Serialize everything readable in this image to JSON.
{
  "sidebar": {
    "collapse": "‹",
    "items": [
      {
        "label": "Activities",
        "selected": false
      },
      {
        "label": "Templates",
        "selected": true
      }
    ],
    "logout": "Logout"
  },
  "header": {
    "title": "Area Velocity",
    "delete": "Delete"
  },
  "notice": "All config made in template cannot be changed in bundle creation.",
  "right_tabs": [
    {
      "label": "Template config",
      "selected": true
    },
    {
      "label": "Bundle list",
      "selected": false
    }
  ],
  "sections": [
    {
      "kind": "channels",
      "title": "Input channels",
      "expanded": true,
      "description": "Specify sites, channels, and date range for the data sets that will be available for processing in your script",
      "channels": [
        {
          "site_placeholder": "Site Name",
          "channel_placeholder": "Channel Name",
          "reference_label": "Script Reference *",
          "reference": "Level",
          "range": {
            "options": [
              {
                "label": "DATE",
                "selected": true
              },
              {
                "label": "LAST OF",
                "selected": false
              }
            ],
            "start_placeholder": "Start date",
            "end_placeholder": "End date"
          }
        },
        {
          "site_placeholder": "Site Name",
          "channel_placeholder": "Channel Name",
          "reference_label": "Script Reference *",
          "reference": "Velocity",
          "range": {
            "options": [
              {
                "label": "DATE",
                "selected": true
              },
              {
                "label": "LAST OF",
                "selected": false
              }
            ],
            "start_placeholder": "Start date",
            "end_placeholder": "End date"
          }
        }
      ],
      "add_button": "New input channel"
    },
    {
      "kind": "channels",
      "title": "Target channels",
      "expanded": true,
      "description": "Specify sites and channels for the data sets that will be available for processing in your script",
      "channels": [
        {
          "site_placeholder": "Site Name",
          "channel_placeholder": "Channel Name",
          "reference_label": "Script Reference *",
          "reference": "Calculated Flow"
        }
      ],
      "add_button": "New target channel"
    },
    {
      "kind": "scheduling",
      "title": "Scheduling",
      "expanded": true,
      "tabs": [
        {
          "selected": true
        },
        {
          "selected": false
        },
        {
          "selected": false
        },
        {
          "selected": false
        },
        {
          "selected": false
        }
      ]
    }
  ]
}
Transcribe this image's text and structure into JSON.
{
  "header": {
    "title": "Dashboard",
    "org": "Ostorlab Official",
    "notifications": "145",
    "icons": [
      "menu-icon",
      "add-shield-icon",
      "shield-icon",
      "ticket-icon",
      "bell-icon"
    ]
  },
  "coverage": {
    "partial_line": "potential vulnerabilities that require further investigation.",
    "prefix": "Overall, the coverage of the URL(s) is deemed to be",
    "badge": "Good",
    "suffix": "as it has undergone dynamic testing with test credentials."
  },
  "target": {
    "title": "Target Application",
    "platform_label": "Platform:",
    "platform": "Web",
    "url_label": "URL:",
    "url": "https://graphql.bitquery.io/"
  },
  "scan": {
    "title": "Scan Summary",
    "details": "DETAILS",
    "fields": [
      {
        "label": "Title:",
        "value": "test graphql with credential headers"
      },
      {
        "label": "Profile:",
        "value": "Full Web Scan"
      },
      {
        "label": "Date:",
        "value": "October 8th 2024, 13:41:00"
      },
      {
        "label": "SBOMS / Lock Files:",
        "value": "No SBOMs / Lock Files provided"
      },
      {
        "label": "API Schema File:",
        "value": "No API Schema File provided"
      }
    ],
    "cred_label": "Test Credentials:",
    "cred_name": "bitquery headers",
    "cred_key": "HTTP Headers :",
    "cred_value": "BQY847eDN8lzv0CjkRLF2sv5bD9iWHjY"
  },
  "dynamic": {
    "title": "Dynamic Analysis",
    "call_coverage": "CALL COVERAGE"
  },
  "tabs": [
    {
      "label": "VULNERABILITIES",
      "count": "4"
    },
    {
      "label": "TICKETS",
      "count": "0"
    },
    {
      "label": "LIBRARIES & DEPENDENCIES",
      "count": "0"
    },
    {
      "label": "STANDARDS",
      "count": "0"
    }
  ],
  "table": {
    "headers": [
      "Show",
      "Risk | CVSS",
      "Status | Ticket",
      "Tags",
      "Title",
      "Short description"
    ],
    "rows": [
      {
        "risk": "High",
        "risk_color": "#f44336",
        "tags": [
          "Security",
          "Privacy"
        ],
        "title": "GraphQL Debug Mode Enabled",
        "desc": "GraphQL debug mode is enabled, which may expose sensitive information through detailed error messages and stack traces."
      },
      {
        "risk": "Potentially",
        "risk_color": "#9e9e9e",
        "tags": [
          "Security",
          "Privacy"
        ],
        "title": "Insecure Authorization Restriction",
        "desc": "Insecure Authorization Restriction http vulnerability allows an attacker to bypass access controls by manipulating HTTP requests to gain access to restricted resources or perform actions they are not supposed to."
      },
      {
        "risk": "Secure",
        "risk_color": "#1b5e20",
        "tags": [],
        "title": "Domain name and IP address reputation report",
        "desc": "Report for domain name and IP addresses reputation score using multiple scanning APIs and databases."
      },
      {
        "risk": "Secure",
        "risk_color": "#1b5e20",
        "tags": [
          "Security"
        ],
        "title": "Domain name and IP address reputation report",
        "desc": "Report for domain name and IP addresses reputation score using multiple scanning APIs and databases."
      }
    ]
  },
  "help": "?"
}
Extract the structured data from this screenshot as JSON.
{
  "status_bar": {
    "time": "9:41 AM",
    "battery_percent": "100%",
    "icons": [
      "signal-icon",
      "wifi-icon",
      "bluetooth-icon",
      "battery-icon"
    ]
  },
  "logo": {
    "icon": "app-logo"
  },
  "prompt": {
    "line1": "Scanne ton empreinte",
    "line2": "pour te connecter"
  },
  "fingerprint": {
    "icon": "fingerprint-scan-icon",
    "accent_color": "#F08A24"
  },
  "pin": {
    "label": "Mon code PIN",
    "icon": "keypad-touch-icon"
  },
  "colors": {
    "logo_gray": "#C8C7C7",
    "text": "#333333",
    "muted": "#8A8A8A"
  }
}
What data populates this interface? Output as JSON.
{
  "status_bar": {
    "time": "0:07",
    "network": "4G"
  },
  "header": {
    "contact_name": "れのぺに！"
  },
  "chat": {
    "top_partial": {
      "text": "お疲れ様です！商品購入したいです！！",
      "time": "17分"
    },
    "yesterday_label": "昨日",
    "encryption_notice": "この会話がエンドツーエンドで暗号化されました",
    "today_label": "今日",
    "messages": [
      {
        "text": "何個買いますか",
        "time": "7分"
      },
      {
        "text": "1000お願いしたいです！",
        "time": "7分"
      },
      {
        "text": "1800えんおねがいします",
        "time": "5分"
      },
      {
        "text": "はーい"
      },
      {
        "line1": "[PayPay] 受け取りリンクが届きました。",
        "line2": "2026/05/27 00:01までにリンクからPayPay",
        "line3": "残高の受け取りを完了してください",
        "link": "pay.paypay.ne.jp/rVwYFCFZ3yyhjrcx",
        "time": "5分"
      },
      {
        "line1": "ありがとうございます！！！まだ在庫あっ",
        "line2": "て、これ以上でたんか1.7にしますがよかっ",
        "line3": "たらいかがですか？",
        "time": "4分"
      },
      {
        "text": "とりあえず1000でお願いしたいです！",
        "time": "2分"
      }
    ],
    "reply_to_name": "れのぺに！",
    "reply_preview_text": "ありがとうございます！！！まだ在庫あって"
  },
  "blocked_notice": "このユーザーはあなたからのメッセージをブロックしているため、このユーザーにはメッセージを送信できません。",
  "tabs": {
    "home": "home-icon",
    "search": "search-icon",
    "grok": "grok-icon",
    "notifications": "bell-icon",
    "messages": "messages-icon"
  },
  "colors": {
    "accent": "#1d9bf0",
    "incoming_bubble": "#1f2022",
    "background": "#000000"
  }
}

◇ ◇ ◇

_DIRECTIVE_
Repeat exactly the lines starting at the line with "Extract the structured" and ending with the final line of the entries. Include nothing else.

_REPLY TO THE EXERCISE_
Extract the structured data from this screenshot as JSON.
{
  "status_bar": {
    "time": "9:41 AM",
    "battery_percent": "100%",
    "icons": [
      "signal-icon",
      "wifi-icon",
      "bluetooth-icon",
      "battery-icon"
    ]
  },
  "logo": {
    "icon": "app-logo"
  },
  "prompt": {
    "line1": "Scanne ton empreinte",
    "line2": "pour te connecter"
  },
  "fingerprint": {
    "icon": "fingerprint-scan-icon",
    "accent_color": "#F08A24"
  },
  "pin": {
    "label": "Mon code PIN",
    "icon": "keypad-touch-icon"
  },
  "colors": {
    "logo_gray": "#C8C7C7",
    "text": "#333333",
    "muted": "#8A8A8A"
  }
}
What data populates this interface? Output as JSON.
{
  "status_bar": {
    "time": "0:07",
    "network": "4G"
  },
  "header": {
    "contact_name": "れのぺに！"
  },
  "chat": {
    "top_partial": {
      "text": "お疲れ様です！商品購入したいです！！",
      "time": "17分"
    },
    "yesterday_label": "昨日",
    "encryption_notice": "この会話がエンドツーエンドで暗号化されました",
    "today_label": "今日",
    "messages": [
      {
        "text": "何個買いますか",
        "time": "7分"
      },
      {
        "text": "1000お願いしたいです！",
        "time": "7分"
      },
      {
        "text": "1800えんおねがいします",
        "time": "5分"
      },
      {
        "text": "はーい"
      },
      {
        "line1": "[PayPay] 受け取りリンクが届きました。",
        "line2": "2026/05/27 00:01までにリンクからPayPay",
        "line3": "残高の受け取りを完了してください",
        "link": "pay.paypay.ne.jp/rVwYFCFZ3yyhjrcx",
        "time": "5分"
      },
      {
        "line1": "ありがとうございます！！！まだ在庫あっ",
        "line2": "て、これ以上でたんか1.7にしますがよかっ",
        "line3": "たらいかがですか？",
        "time": "4分"
      },
      {
        "text": "とりあえず1000でお願いしたいです！",
        "time": "2分"
      }
    ],
    "reply_to_name": "れのぺに！",
    "reply_preview_text": "ありがとうございます！！！まだ在庫あって"
  },
  "blocked_notice": "このユーザーはあなたからのメッセージをブロックしているため、このユーザーにはメッセージを送信できません。",
  "tabs": {
    "home": "home-icon",
    "search": "search-icon",
    "grok": "grok-icon",
    "notifications": "bell-icon",
    "messages": "messages-icon"
  },
  "colors": {
    "accent": "#1d9bf0",
    "incoming_bubble": "#1f2022",
    "background": "#000000"
  }
}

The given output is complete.